Where a line contains the string "posts", copy that line.

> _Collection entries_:

## Start

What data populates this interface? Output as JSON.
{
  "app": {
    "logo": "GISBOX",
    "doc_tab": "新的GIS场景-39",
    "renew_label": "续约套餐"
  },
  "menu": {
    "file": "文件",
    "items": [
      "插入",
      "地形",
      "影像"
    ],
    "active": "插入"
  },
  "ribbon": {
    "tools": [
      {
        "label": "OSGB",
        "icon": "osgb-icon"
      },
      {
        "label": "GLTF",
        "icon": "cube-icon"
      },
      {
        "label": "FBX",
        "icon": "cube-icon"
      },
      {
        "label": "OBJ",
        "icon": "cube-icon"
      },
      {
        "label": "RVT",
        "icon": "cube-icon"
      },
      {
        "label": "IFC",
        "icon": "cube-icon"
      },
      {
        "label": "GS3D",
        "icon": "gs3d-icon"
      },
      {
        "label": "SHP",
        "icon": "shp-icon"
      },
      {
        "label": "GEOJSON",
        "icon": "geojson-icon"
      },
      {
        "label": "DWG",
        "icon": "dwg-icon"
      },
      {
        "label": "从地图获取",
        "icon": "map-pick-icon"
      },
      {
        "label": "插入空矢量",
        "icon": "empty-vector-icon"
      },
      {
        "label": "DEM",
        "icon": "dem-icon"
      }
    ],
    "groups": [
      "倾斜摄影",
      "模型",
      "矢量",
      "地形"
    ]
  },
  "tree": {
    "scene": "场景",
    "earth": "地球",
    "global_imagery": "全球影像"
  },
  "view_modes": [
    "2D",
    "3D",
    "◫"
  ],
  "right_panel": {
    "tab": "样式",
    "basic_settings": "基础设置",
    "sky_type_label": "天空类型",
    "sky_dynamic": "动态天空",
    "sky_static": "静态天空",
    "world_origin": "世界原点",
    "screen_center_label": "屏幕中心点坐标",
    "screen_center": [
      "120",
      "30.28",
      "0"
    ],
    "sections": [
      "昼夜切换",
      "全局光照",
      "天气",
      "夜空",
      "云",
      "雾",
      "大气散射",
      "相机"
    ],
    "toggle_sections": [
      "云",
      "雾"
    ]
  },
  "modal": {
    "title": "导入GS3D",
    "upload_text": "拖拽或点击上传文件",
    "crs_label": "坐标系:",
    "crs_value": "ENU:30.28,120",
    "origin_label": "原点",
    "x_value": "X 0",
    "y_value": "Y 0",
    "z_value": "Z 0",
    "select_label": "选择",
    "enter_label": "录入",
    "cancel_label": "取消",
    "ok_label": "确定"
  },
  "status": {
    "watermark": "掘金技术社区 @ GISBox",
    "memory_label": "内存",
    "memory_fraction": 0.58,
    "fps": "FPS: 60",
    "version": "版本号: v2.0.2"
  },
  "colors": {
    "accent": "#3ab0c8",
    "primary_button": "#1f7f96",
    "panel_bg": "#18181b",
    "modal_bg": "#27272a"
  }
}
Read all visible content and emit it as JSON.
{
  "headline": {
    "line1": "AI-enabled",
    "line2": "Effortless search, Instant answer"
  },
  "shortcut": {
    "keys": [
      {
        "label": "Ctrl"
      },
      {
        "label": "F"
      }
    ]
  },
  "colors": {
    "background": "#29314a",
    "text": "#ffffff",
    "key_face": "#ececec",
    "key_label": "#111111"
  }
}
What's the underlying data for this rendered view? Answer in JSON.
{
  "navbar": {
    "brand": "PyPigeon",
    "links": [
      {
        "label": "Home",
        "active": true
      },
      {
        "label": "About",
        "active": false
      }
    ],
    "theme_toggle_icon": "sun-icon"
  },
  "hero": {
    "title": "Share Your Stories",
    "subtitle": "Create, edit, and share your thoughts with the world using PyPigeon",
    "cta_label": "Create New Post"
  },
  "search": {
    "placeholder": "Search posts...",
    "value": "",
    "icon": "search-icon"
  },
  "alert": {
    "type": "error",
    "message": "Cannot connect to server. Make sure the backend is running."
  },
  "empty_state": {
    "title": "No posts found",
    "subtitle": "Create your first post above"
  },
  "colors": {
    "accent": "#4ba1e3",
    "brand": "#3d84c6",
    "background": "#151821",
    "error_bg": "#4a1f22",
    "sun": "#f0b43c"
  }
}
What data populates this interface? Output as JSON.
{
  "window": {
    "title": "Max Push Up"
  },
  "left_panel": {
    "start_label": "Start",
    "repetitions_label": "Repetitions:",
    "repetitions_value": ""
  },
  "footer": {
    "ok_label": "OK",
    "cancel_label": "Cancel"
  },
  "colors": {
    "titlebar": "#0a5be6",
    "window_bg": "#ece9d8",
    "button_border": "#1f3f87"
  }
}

## End

> _Answer to the problem_:
    "placeholder": "Search posts...",
    "title": "No posts found",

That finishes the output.